Task input —
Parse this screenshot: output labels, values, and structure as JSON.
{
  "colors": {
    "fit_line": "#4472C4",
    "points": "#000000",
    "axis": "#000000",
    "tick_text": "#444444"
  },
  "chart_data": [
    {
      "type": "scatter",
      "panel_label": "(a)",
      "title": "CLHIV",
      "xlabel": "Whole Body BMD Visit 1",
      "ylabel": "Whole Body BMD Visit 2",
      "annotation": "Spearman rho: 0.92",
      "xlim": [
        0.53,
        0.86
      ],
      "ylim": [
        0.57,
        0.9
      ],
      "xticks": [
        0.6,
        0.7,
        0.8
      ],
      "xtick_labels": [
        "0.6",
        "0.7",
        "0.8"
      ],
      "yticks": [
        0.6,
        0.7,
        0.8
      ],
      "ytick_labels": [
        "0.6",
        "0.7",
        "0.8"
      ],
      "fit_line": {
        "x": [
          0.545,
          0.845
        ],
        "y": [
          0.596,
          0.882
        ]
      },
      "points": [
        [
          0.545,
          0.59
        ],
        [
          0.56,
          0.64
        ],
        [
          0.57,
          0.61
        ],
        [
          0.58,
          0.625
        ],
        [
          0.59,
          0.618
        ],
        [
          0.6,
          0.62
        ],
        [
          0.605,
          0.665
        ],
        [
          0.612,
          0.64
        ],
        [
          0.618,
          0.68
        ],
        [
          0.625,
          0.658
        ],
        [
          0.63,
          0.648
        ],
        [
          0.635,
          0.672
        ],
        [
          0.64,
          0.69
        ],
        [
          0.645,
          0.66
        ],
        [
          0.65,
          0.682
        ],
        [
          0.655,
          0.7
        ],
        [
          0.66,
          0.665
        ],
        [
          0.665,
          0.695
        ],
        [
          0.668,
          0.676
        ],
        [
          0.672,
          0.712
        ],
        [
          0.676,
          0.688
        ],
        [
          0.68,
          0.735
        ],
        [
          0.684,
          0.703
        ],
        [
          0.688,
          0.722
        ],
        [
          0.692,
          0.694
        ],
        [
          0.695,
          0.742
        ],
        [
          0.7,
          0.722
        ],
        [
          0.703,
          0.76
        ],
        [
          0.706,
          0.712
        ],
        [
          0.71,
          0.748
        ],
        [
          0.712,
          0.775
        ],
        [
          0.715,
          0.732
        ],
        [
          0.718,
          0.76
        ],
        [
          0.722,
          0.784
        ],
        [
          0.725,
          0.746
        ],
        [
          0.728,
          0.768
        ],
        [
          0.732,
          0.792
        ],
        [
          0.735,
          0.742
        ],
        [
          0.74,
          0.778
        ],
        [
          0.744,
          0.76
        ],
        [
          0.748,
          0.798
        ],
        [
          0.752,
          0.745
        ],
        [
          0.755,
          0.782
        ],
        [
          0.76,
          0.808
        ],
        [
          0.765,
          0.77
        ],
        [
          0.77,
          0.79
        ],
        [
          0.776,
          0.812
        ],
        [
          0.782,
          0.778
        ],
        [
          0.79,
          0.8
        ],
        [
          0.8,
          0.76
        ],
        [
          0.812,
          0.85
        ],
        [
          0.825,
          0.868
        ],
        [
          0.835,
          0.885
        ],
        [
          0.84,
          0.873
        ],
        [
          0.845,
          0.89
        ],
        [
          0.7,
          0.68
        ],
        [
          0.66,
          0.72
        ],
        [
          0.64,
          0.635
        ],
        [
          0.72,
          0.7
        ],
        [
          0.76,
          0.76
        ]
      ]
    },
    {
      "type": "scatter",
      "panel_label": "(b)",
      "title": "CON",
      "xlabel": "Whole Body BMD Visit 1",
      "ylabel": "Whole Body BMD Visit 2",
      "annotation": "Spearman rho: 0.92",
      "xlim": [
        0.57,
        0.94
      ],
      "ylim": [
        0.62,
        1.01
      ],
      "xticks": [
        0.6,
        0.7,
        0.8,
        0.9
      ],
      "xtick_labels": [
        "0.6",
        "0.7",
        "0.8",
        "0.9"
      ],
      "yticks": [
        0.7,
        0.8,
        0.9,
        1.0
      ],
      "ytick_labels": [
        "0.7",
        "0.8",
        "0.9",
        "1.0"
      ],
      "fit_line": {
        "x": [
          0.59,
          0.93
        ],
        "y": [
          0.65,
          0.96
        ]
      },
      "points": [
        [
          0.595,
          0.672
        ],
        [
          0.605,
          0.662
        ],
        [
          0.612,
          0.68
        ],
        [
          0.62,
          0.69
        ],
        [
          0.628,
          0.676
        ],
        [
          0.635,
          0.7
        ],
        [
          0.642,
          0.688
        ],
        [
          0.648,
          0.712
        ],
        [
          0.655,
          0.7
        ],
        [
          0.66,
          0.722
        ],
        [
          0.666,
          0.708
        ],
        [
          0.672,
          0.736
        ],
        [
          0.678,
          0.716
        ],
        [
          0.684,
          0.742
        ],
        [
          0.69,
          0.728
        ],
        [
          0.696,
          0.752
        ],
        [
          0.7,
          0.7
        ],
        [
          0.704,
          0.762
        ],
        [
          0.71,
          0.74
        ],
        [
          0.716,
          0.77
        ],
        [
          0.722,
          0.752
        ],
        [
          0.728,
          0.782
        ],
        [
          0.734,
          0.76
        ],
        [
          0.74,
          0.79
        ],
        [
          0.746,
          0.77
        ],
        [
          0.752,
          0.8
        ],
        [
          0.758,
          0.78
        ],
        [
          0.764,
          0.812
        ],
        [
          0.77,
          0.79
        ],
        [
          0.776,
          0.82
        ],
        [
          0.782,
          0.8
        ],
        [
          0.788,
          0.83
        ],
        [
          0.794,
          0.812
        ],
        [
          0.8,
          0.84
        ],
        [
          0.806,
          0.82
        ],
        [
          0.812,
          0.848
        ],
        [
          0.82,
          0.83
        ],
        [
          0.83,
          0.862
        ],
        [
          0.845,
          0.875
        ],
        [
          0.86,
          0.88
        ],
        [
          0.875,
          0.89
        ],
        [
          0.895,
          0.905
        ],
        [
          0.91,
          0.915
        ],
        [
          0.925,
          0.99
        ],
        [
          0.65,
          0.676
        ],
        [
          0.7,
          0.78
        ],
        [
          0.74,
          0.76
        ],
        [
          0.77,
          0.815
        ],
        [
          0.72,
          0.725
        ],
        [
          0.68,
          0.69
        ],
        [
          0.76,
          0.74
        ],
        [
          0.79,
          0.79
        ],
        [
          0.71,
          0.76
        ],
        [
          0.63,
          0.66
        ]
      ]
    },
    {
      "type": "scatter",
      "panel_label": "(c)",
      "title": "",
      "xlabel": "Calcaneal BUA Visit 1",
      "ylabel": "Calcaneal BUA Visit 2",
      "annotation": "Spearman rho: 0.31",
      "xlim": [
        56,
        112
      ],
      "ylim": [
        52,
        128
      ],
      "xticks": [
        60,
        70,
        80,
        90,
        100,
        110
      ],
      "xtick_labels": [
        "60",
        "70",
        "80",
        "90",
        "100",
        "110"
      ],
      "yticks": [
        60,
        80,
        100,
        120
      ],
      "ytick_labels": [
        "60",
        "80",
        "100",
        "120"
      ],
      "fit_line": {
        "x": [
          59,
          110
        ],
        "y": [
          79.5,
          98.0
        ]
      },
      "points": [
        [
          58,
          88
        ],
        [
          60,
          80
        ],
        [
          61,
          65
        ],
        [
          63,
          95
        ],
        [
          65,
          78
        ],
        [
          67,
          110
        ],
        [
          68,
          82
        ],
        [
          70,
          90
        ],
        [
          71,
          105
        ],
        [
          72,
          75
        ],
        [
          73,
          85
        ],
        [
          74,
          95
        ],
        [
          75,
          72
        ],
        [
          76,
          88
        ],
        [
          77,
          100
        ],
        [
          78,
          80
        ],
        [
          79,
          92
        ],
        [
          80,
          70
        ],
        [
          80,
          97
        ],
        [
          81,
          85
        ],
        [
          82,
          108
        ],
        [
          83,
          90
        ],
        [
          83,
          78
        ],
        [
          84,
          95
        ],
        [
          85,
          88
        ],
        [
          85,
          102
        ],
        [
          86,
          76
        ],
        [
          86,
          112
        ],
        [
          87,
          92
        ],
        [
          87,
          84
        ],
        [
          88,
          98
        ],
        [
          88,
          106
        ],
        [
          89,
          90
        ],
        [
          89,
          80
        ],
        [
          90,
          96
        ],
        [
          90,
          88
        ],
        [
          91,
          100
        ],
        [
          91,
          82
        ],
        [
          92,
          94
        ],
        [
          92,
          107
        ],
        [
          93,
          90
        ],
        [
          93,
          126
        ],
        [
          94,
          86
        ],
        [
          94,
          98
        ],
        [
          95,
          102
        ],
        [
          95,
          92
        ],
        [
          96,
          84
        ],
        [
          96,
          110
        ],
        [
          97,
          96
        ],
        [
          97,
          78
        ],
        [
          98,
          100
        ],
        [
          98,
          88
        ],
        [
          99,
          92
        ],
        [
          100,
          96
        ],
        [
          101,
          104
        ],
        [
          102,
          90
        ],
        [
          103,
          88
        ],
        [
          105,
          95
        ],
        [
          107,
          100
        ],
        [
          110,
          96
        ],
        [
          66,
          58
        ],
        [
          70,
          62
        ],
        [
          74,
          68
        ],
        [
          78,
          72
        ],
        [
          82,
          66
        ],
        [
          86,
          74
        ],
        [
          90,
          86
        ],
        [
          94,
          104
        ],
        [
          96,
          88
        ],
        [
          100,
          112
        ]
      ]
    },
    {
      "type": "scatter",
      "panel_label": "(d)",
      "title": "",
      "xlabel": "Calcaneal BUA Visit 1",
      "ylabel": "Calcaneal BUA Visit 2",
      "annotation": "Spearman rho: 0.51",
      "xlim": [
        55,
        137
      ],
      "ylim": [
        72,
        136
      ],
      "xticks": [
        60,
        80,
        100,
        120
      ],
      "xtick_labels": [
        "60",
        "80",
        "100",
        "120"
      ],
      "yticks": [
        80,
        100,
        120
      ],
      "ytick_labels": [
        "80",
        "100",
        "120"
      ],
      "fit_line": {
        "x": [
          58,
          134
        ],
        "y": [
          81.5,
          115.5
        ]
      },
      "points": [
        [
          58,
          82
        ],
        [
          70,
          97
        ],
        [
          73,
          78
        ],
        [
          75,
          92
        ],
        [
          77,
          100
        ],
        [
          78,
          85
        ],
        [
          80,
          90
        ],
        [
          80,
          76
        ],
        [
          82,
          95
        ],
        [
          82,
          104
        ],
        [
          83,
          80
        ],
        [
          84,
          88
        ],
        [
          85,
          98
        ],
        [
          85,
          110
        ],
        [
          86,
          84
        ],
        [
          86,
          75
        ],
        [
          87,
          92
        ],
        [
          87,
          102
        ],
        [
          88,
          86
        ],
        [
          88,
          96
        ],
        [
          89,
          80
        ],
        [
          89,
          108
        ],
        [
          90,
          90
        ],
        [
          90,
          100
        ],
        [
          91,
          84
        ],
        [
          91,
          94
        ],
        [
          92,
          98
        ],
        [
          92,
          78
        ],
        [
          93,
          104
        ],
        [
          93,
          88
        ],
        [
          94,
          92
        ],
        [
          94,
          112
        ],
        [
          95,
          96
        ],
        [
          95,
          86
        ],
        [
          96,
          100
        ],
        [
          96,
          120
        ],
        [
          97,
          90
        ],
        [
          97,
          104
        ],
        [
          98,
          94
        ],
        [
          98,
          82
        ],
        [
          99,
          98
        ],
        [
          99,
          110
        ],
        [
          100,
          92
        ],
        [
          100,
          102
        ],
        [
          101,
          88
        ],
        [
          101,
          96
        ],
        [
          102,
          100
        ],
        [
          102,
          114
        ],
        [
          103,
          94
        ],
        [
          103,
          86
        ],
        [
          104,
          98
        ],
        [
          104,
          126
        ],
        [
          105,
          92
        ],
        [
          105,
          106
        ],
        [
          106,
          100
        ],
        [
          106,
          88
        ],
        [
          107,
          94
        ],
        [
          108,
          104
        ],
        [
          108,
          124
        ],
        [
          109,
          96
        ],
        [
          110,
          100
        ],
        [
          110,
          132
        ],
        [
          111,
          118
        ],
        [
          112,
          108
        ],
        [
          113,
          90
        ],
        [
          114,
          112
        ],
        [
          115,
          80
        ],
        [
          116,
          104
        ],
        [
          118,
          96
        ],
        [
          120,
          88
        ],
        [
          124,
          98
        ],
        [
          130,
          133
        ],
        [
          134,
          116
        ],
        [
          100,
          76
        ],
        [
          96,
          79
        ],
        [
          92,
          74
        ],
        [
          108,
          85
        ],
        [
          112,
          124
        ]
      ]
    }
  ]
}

Work instructions — Copy all the lines above that hold the string "annotation".

Written solution —
      "annotation": "Spearman rho: 0.92",
      "annotation": "Spearman rho: 0.92",
      "annotation": "Spearman rho: 0.31",
      "annotation": "Spearman rho: 0.51",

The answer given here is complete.